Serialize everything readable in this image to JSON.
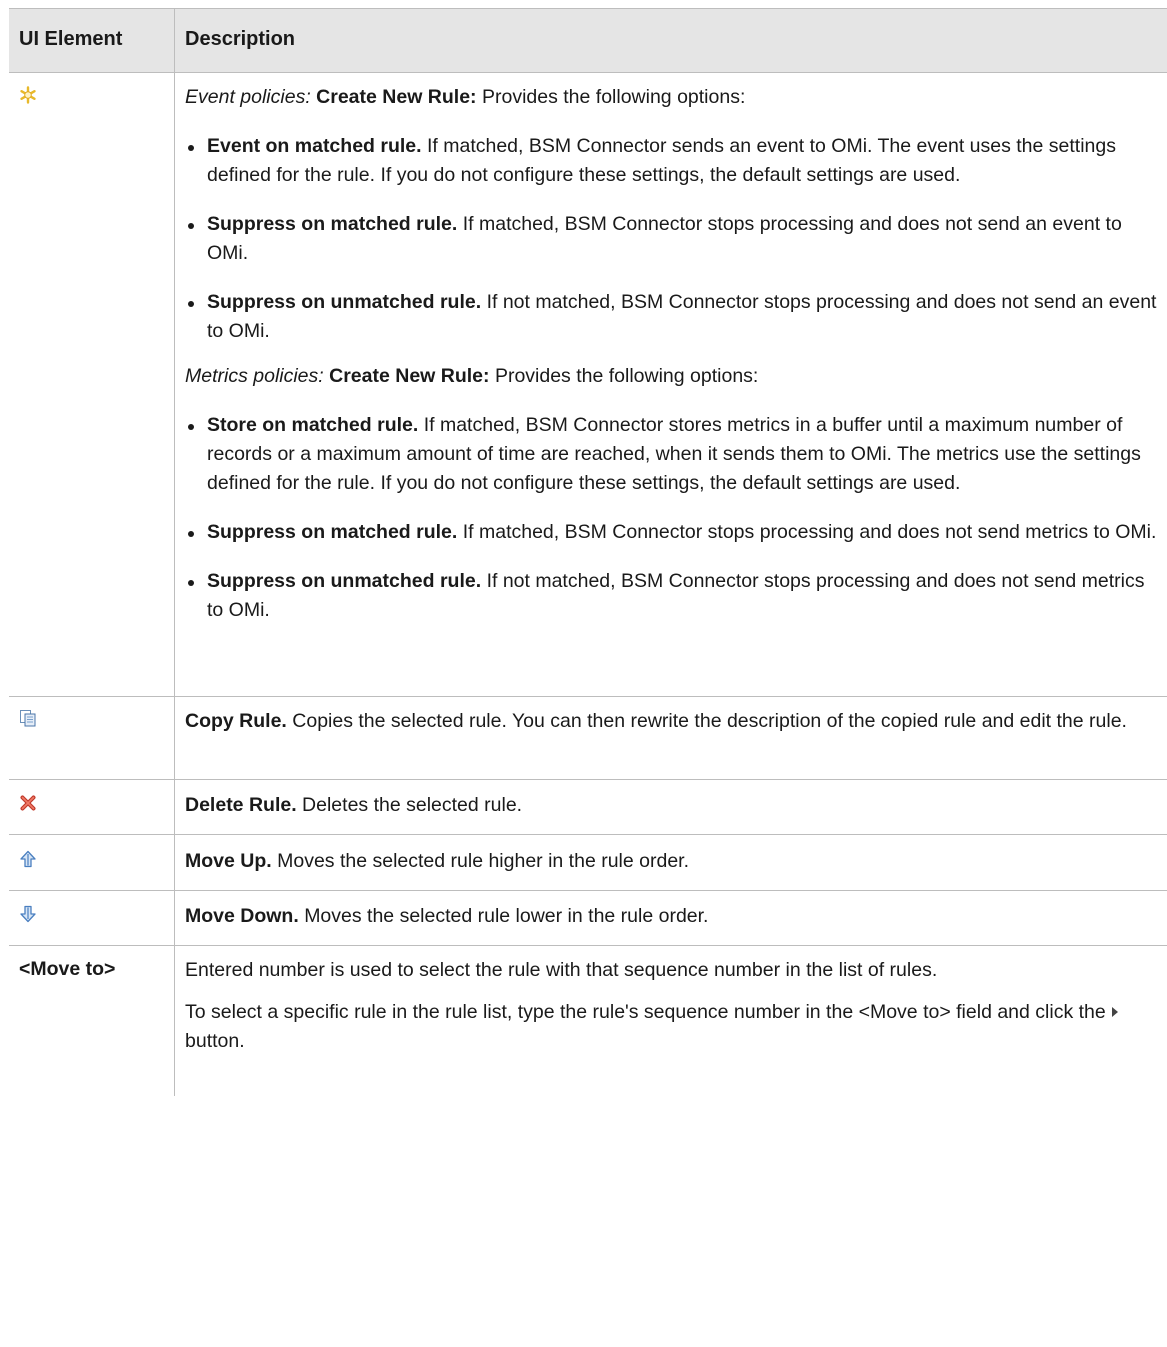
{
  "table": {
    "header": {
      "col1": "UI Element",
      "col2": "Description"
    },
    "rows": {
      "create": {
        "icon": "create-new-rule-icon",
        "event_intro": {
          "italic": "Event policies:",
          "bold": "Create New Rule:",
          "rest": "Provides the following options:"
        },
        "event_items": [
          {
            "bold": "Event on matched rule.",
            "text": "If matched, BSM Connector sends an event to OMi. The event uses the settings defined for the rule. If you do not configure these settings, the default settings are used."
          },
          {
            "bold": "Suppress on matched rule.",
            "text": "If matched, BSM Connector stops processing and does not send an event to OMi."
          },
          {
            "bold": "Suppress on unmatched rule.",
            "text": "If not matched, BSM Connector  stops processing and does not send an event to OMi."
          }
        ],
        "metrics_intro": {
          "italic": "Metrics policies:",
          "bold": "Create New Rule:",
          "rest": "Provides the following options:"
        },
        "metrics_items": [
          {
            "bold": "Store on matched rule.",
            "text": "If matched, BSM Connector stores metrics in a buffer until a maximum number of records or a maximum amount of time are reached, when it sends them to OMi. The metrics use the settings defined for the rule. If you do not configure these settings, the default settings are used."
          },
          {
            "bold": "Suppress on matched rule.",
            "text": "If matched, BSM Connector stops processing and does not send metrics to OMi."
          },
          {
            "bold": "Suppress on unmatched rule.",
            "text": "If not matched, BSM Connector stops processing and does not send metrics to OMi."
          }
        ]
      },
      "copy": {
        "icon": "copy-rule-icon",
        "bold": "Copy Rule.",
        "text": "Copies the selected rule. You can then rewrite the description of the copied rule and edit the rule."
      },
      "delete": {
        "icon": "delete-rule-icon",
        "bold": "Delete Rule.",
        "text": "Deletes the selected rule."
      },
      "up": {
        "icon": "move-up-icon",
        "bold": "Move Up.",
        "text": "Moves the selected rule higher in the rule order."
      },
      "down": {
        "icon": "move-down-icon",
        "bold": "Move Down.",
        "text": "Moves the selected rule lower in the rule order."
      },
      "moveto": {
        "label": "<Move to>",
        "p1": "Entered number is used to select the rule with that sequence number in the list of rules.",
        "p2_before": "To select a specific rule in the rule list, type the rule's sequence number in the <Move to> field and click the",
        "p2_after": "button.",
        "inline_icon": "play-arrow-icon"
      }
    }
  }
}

---

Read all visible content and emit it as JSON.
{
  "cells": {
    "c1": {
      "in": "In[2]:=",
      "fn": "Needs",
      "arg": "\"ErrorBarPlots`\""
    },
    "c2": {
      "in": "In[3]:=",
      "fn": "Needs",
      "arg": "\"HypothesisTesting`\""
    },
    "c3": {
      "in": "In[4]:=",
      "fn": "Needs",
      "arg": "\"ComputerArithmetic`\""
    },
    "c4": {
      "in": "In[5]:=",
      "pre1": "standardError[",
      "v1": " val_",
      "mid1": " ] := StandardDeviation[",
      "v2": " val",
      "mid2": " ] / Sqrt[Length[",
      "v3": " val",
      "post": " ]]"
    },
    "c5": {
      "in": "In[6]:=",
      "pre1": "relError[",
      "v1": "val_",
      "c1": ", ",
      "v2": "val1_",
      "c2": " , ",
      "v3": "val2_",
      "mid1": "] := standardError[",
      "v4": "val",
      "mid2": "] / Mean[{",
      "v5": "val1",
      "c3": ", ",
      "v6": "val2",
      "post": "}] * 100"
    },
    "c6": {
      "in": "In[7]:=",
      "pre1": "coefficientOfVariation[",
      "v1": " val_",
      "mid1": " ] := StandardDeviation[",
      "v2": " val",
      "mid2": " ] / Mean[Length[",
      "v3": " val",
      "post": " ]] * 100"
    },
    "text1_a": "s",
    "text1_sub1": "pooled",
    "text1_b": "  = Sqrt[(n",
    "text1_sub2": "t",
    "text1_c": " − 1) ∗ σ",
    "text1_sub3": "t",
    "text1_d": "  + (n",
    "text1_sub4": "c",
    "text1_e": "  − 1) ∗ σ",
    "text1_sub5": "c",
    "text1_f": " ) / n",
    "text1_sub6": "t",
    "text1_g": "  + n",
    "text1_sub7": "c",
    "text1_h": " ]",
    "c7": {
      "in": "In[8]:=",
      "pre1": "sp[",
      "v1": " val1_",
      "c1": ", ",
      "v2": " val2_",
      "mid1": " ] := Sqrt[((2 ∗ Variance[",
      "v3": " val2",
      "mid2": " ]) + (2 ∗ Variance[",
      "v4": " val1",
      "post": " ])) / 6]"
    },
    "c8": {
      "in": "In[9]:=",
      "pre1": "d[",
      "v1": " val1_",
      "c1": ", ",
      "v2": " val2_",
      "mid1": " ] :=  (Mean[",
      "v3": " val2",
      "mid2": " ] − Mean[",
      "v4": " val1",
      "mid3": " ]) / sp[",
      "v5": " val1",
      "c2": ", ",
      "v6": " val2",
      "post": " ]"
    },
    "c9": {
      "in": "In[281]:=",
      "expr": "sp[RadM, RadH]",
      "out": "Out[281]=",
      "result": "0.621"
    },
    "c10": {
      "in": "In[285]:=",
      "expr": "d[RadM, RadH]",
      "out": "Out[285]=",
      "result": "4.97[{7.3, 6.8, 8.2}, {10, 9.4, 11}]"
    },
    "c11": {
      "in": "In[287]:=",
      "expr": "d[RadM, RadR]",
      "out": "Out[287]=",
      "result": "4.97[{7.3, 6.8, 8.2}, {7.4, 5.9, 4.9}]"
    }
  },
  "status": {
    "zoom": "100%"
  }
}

_Aim_
Give a single number: the count of lines above that include the word "does".

_Result_
4